DESCRIPTION OF THE TASK
Reproduce all records exactly.

Data entries
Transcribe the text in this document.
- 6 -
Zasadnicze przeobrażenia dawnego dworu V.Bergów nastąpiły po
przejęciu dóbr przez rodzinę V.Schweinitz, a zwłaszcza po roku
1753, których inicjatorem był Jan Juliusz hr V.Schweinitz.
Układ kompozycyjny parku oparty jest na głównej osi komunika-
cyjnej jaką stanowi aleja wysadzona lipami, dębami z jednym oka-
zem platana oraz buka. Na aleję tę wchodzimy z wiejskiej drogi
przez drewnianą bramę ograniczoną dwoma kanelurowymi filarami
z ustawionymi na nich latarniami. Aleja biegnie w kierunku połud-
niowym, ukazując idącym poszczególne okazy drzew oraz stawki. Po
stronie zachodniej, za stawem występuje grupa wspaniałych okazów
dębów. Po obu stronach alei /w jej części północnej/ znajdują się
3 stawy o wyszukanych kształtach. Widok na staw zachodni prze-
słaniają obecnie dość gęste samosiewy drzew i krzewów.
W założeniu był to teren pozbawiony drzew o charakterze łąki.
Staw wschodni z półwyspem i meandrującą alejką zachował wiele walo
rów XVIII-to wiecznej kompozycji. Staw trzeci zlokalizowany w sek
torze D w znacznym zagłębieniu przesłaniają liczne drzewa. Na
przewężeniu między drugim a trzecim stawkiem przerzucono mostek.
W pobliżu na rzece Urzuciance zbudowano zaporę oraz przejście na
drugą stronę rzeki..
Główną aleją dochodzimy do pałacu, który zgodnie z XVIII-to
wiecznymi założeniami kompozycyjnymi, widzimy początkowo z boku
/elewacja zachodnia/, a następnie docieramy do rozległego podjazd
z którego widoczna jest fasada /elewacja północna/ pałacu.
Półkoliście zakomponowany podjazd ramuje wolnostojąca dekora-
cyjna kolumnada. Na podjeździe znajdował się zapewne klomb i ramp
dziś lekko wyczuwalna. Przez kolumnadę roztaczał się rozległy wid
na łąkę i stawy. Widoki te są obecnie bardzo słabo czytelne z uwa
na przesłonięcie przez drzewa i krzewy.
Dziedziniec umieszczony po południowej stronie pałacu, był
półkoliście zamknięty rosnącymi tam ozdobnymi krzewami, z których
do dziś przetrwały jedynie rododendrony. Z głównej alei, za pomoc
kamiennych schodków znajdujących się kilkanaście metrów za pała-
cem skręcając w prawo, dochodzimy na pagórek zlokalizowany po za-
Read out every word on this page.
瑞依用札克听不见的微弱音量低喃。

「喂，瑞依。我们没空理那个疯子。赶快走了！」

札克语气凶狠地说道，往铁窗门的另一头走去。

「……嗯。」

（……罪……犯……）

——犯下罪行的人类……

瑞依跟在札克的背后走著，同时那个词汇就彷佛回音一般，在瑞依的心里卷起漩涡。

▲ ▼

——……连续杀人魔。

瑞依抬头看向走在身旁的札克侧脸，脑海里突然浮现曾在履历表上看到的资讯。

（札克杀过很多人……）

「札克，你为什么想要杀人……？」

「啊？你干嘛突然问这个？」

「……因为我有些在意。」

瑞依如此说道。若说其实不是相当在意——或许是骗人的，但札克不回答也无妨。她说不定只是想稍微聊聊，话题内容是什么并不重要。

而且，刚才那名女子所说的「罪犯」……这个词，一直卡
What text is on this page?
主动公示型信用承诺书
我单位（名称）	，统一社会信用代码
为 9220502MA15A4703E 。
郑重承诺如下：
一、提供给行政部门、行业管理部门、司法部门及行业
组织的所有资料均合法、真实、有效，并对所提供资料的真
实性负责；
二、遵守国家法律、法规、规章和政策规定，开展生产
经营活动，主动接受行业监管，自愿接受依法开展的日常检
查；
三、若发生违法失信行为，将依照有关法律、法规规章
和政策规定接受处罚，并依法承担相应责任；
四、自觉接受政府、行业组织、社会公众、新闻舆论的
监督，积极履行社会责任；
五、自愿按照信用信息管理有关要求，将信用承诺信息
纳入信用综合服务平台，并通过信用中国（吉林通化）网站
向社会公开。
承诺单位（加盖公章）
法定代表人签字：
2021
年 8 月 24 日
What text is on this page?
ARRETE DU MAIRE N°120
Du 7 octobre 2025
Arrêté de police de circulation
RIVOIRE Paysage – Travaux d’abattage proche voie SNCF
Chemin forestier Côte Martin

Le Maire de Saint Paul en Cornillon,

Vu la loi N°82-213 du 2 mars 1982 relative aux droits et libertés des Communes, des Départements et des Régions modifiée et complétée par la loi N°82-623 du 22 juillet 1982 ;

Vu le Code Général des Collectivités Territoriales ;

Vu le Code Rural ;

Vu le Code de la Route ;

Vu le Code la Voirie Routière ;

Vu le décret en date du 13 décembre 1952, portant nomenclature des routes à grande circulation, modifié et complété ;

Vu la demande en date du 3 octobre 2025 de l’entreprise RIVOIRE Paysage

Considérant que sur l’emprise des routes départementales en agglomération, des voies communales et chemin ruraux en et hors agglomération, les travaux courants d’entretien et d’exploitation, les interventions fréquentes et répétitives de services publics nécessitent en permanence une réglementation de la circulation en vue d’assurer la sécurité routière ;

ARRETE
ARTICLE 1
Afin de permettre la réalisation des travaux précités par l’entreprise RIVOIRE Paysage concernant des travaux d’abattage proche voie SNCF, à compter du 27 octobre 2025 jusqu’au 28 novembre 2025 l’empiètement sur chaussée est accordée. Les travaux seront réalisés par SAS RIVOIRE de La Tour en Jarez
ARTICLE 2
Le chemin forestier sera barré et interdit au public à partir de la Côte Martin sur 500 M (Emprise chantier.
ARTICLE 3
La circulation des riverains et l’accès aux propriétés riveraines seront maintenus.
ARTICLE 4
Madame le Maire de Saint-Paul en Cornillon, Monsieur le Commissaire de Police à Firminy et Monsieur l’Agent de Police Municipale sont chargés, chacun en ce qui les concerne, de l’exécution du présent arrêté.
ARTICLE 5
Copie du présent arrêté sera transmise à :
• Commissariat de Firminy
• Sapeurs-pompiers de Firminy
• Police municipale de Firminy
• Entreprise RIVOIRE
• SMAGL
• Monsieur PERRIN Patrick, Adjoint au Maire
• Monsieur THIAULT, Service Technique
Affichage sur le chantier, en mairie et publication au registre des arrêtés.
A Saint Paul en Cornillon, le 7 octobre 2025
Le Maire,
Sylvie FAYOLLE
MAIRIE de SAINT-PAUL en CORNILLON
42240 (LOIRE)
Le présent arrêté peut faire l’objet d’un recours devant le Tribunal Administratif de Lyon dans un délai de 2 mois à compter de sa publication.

RESPONSE TO THIS EXERCISE
Transcribe the text in this document.
- 6 -
Zasadnicze przeobrażenia dawnego dworu V.Bergów nastąpiły po
przejęciu dóbr przez rodzinę V.Schweinitz, a zwłaszcza po roku
1753, których inicjatorem był Jan Juliusz hr V.Schweinitz.
Układ kompozycyjny parku oparty jest na głównej osi komunika-
cyjnej jaką stanowi aleja wysadzona lipami, dębami z jednym oka-
zem platana oraz buka. Na aleję tę wchodzimy z wiejskiej drogi
przez drewnianą bramę ograniczoną dwoma kanelurowymi filarami
z ustawionymi na nich latarniami. Aleja biegnie w kierunku połud-
niowym, ukazując idącym poszczególne okazy drzew oraz stawki. Po
stronie zachodniej, za stawem występuje grupa wspaniałych okazów
dębów. Po obu stronach alei /w jej części północnej/ znajdują się
3 stawy o wyszukanych kształtach. Widok na staw zachodni prze-
słaniają obecnie dość gęste samosiewy drzew i krzewów.
W założeniu był to teren pozbawiony drzew o charakterze łąki.
Staw wschodni z półwyspem i meandrującą alejką zachował wiele walo
rów XVIII-to wiecznej kompozycji. Staw trzeci zlokalizowany w sek
torze D w znacznym zagłębieniu przesłaniają liczne drzewa. Na
przewężeniu między drugim a trzecim stawkiem przerzucono mostek.
W pobliżu na rzece Urzuciance zbudowano zaporę oraz przejście na
drugą stronę rzeki..
Główną aleją dochodzimy do pałacu, który zgodnie z XVIII-to
wiecznymi założeniami kompozycyjnymi, widzimy początkowo z boku
/elewacja zachodnia/, a następnie docieramy do rozległego podjazd
z którego widoczna jest fasada /elewacja północna/ pałacu.
Półkoliście zakomponowany podjazd ramuje wolnostojąca dekora-
cyjna kolumnada. Na podjeździe znajdował się zapewne klomb i ramp
dziś lekko wyczuwalna. Przez kolumnadę roztaczał się rozległy wid
na łąkę i stawy. Widoki te są obecnie bardzo słabo czytelne z uwa
na przesłonięcie przez drzewa i krzewy.
Dziedziniec umieszczony po południowej stronie pałacu, był
półkoliście zamknięty rosnącymi tam ozdobnymi krzewami, z których
do dziś przetrwały jedynie rododendrony. Z głównej alei, za pomoc
kamiennych schodków znajdujących się kilkanaście metrów za pała-
cem skręcając w prawo, dochodzimy na pagórek zlokalizowany po za-
Read out every word on this page.
瑞依用札克听不见的微弱音量低喃。

「喂，瑞依。我们没空理那个疯子。赶快走了！」

札克语气凶狠地说道，往铁窗门的另一头走去。

「……嗯。」

（……罪……犯……）

——犯下罪行的人类……

瑞依跟在札克的背后走著，同时那个词汇就彷佛回音一般，在瑞依的心里卷起漩涡。

▲ ▼

——……连续杀人魔。

瑞依抬头看向走在身旁的札克侧脸，脑海里突然浮现曾在履历表上看到的资讯。

（札克杀过很多人……）

「札克，你为什么想要杀人……？」

「啊？你干嘛突然问这个？」

「……因为我有些在意。」

瑞依如此说道。若说其实不是相当在意——或许是骗人的，但札克不回答也无妨。她说不定只是想稍微聊聊，话题内容是什么并不重要。

而且，刚才那名女子所说的「罪犯」……这个词，一直卡
What text is on this page?
主动公示型信用承诺书
我单位（名称）	，统一社会信用代码
为 9220502MA15A4703E 。
郑重承诺如下：
一、提供给行政部门、行业管理部门、司法部门及行业
组织的所有资料均合法、真实、有效，并对所提供资料的真
实性负责；
二、遵守国家法律、法规、规章和政策规定，开展生产
经营活动，主动接受行业监管，自愿接受依法开展的日常检
查；
三、若发生违法失信行为，将依照有关法律、法规规章
和政策规定接受处罚，并依法承担相应责任；
四、自觉接受政府、行业组织、社会公众、新闻舆论的
监督，积极履行社会责任；
五、自愿按照信用信息管理有关要求，将信用承诺信息
纳入信用综合服务平台，并通过信用中国（吉林通化）网站
向社会公开。
承诺单位（加盖公章）
法定代表人签字：
2021
年 8 月 24 日
What text is on this page?
ARRETE DU MAIRE N°120
Du 7 octobre 2025
Arrêté de police de circulation
RIVOIRE Paysage – Travaux d’abattage proche voie SNCF
Chemin forestier Côte Martin

Le Maire de Saint Paul en Cornillon,

Vu la loi N°82-213 du 2 mars 1982 relative aux droits et libertés des Communes, des Départements et des Régions modifiée et complétée par la loi N°82-623 du 22 juillet 1982 ;

Vu le Code Général des Collectivités Territoriales ;

Vu le Code Rural ;

Vu le Code de la Route ;

Vu le Code la Voirie Routière ;

Vu le décret en date du 13 décembre 1952, portant nomenclature des routes à grande circulation, modifié et complété ;

Vu la demande en date du 3 octobre 2025 de l’entreprise RIVOIRE Paysage

Considérant que sur l’emprise des routes départementales en agglomération, des voies communales et chemin ruraux en et hors agglomération, les travaux courants d’entretien et d’exploitation, les interventions fréquentes et répétitives de services publics nécessitent en permanence une réglementation de la circulation en vue d’assurer la sécurité routière ;

ARRETE
ARTICLE 1
Afin de permettre la réalisation des travaux précités par l’entreprise RIVOIRE Paysage concernant des travaux d’abattage proche voie SNCF, à compter du 27 octobre 2025 jusqu’au 28 novembre 2025 l’empiètement sur chaussée est accordée. Les travaux seront réalisés par SAS RIVOIRE de La Tour en Jarez
ARTICLE 2
Le chemin forestier sera barré et interdit au public à partir de la Côte Martin sur 500 M (Emprise chantier.
ARTICLE 3
La circulation des riverains et l’accès aux propriétés riveraines seront maintenus.
ARTICLE 4
Madame le Maire de Saint-Paul en Cornillon, Monsieur le Commissaire de Police à Firminy et Monsieur l’Agent de Police Municipale sont chargés, chacun en ce qui les concerne, de l’exécution du présent arrêté.
ARTICLE 5
Copie du présent arrêté sera transmise à :
• Commissariat de Firminy
• Sapeurs-pompiers de Firminy
• Police municipale de Firminy
• Entreprise RIVOIRE
• SMAGL
• Monsieur PERRIN Patrick, Adjoint au Maire
• Monsieur THIAULT, Service Technique
Affichage sur le chantier, en mairie et publication au registre des arrêtés.
A Saint Paul en Cornillon, le 7 octobre 2025
Le Maire,
Sylvie FAYOLLE
MAIRIE de SAINT-PAUL en CORNILLON
42240 (LOIRE)
Le présent arrêté peut faire l’objet d’un recours devant le Tribunal Administratif de Lyon dans un délai de 2 mois à compter de sa publication.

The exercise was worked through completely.